Exercise goal. Images appear in the records below; leave them out and repeat everything else exactly.

+ + + + + + +

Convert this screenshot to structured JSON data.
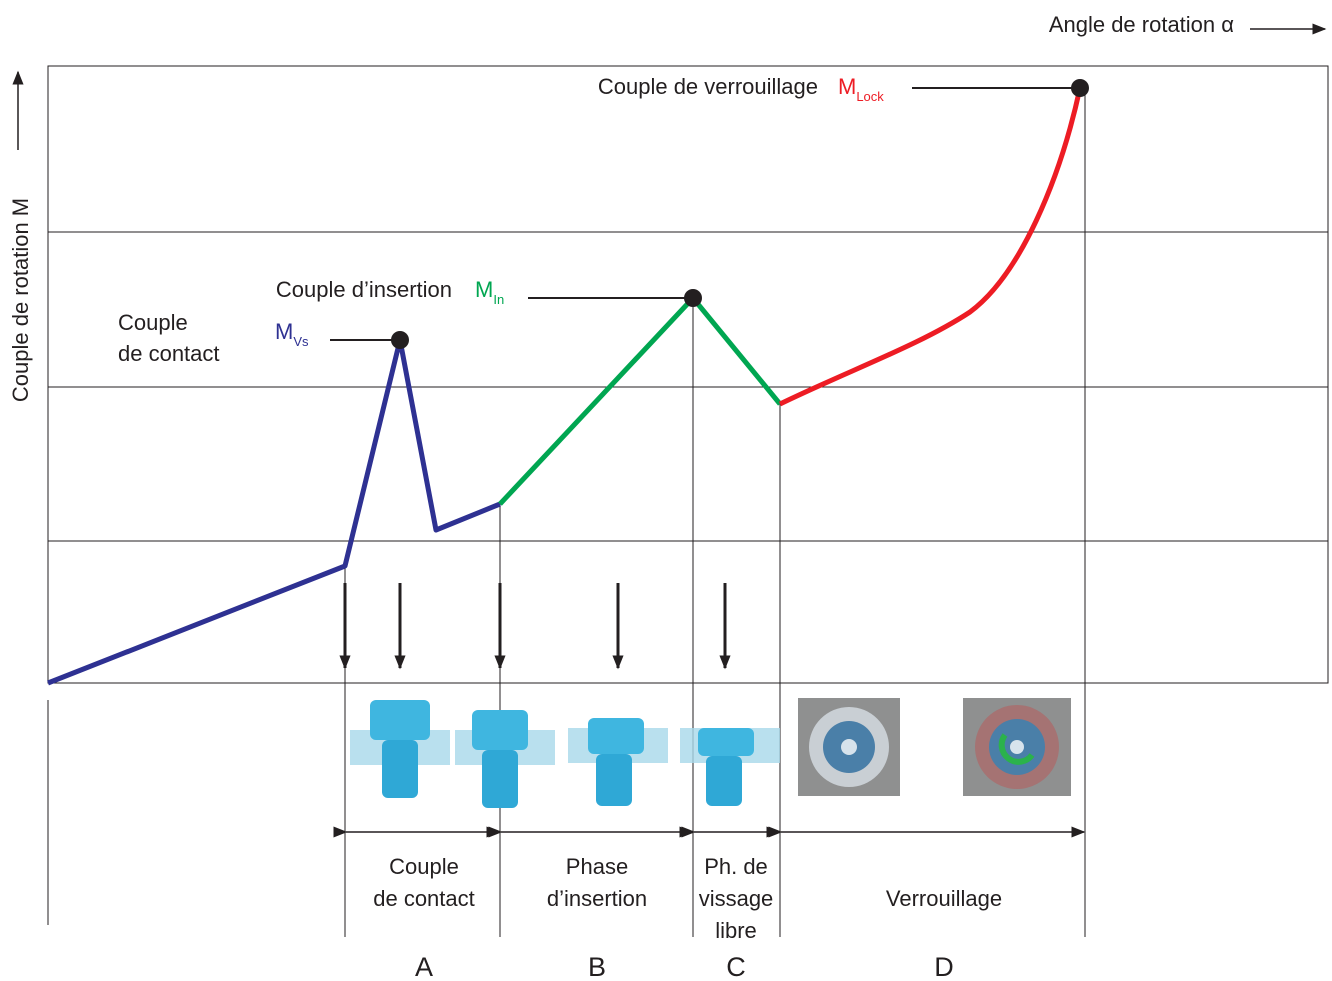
{
  "axes": {
    "x_label": "Angle de rotation α",
    "y_label": "Couple de rotation M"
  },
  "annotations": [
    {
      "label": "Couple de verrouillage",
      "symbol": "M",
      "subscript": "Lock"
    },
    {
      "label": "Couple d’insertion",
      "symbol": "M",
      "subscript": "In"
    },
    {
      "label_lines": [
        "Couple",
        "de contact"
      ],
      "symbol": "M",
      "subscript": "Vs"
    }
  ],
  "phases": [
    {
      "lines": [
        "Couple",
        "de contact"
      ],
      "letter": "A"
    },
    {
      "lines": [
        "Phase",
        "d’insertion"
      ],
      "letter": "B"
    },
    {
      "lines": [
        "Ph. de",
        "vissage",
        "libre"
      ],
      "letter": "C"
    },
    {
      "lines": [
        "Verrouillage"
      ],
      "letter": "D"
    }
  ]
}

+ + + + + + +

The answer.
Convert this screenshot to structured JSON data.
{
  "axes": {
    "x_label": "Angle de rotation α",
    "y_label": "Couple de rotation M"
  },
  "annotations": [
    {
      "label": "Couple de verrouillage",
      "symbol": "M",
      "subscript": "Lock"
    },
    {
      "label": "Couple d’insertion",
      "symbol": "M",
      "subscript": "In"
    },
    {
      "label_lines": [
        "Couple",
        "de contact"
      ],
      "symbol": "M",
      "subscript": "Vs"
    }
  ],
  "phases": [
    {
      "lines": [
        "Couple",
        "de contact"
      ],
      "letter": "A"
    },
    {
      "lines": [
        "Phase",
        "d’insertion"
      ],
      "letter": "B"
    },
    {
      "lines": [
        "Ph. de",
        "vissage",
        "libre"
      ],
      "letter": "C"
    },
    {
      "lines": [
        "Verrouillage"
      ],
      "letter": "D"
    }
  ]
}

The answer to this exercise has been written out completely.